Reproduce the records below in their entirety, character for character.
┄┄┄┄┄┄
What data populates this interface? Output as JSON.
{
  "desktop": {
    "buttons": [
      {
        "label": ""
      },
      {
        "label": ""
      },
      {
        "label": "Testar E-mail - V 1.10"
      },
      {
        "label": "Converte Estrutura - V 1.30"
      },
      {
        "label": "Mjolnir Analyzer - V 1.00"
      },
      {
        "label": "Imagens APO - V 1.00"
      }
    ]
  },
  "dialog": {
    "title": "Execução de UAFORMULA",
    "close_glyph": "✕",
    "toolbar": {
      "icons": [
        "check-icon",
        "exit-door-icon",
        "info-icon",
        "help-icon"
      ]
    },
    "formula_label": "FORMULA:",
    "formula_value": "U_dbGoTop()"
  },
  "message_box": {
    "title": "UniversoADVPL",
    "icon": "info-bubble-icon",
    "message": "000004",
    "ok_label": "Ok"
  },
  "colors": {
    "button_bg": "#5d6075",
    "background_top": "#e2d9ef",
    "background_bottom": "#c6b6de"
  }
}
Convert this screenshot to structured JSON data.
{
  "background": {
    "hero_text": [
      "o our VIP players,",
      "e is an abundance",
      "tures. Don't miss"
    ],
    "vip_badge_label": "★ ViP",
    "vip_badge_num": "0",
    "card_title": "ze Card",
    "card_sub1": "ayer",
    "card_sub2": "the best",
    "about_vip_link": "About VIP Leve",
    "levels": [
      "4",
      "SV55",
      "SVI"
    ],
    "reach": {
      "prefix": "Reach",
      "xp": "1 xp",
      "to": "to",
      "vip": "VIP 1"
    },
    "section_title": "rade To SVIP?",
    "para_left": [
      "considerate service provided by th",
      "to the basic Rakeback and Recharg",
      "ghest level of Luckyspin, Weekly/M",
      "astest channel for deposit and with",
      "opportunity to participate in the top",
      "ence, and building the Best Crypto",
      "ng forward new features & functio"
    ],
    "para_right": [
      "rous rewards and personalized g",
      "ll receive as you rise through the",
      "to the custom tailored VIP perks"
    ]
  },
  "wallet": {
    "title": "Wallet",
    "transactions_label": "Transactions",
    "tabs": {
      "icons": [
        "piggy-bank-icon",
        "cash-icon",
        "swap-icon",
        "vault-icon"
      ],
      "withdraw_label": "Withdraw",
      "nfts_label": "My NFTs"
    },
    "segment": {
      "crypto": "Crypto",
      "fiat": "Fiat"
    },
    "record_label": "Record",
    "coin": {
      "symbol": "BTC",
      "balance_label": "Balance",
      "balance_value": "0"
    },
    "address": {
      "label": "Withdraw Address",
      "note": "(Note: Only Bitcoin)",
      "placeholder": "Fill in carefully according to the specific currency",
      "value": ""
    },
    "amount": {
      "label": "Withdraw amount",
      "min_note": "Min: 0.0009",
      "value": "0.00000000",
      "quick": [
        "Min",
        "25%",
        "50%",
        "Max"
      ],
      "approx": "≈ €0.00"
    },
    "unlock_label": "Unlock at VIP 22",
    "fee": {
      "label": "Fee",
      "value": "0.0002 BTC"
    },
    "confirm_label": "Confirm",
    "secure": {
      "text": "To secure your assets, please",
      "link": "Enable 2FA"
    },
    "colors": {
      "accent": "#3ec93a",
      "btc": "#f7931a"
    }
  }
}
┄┄┄┄┄┄
TASK ANSWER:
What data populates this interface? Output as JSON.
{
  "desktop": {
    "buttons": [
      {
        "label": ""
      },
      {
        "label": ""
      },
      {
        "label": "Testar E-mail - V 1.10"
      },
      {
        "label": "Converte Estrutura - V 1.30"
      },
      {
        "label": "Mjolnir Analyzer - V 1.00"
      },
      {
        "label": "Imagens APO - V 1.00"
      }
    ]
  },
  "dialog": {
    "title": "Execução de UAFORMULA",
    "close_glyph": "✕",
    "toolbar": {
      "icons": [
        "check-icon",
        "exit-door-icon",
        "info-icon",
        "help-icon"
      ]
    },
    "formula_label": "FORMULA:",
    "formula_value": "U_dbGoTop()"
  },
  "message_box": {
    "title": "UniversoADVPL",
    "icon": "info-bubble-icon",
    "message": "000004",
    "ok_label": "Ok"
  },
  "colors": {
    "button_bg": "#5d6075",
    "background_top": "#e2d9ef",
    "background_bottom": "#c6b6de"
  }
}
Convert this screenshot to structured JSON data.
{
  "background": {
    "hero_text": [
      "o our VIP players,",
      "e is an abundance",
      "tures. Don't miss"
    ],
    "vip_badge_label": "★ ViP",
    "vip_badge_num": "0",
    "card_title": "ze Card",
    "card_sub1": "ayer",
    "card_sub2": "the best",
    "about_vip_link": "About VIP Leve",
    "levels": [
      "4",
      "SV55",
      "SVI"
    ],
    "reach": {
      "prefix": "Reach",
      "xp": "1 xp",
      "to": "to",
      "vip": "VIP 1"
    },
    "section_title": "rade To SVIP?",
    "para_left": [
      "considerate service provided by th",
      "to the basic Rakeback and Recharg",
      "ghest level of Luckyspin, Weekly/M",
      "astest channel for deposit and with",
      "opportunity to participate in the top",
      "ence, and building the Best Crypto",
      "ng forward new features & functio"
    ],
    "para_right": [
      "rous rewards and personalized g",
      "ll receive as you rise through the",
      "to the custom tailored VIP perks"
    ]
  },
  "wallet": {
    "title": "Wallet",
    "transactions_label": "Transactions",
    "tabs": {
      "icons": [
        "piggy-bank-icon",
        "cash-icon",
        "swap-icon",
        "vault-icon"
      ],
      "withdraw_label": "Withdraw",
      "nfts_label": "My NFTs"
    },
    "segment": {
      "crypto": "Crypto",
      "fiat": "Fiat"
    },
    "record_label": "Record",
    "coin": {
      "symbol": "BTC",
      "balance_label": "Balance",
      "balance_value": "0"
    },
    "address": {
      "label": "Withdraw Address",
      "note": "(Note: Only Bitcoin)",
      "placeholder": "Fill in carefully according to the specific currency",
      "value": ""
    },
    "amount": {
      "label": "Withdraw amount",
      "min_note": "Min: 0.0009",
      "value": "0.00000000",
      "quick": [
        "Min",
        "25%",
        "50%",
        "Max"
      ],
      "approx": "≈ €0.00"
    },
    "unlock_label": "Unlock at VIP 22",
    "fee": {
      "label": "Fee",
      "value": "0.0002 BTC"
    },
    "confirm_label": "Confirm",
    "secure": {
      "text": "To secure your assets, please",
      "link": "Enable 2FA"
    },
    "colors": {
      "accent": "#3ec93a",
      "btc": "#f7931a"
    }
  }
}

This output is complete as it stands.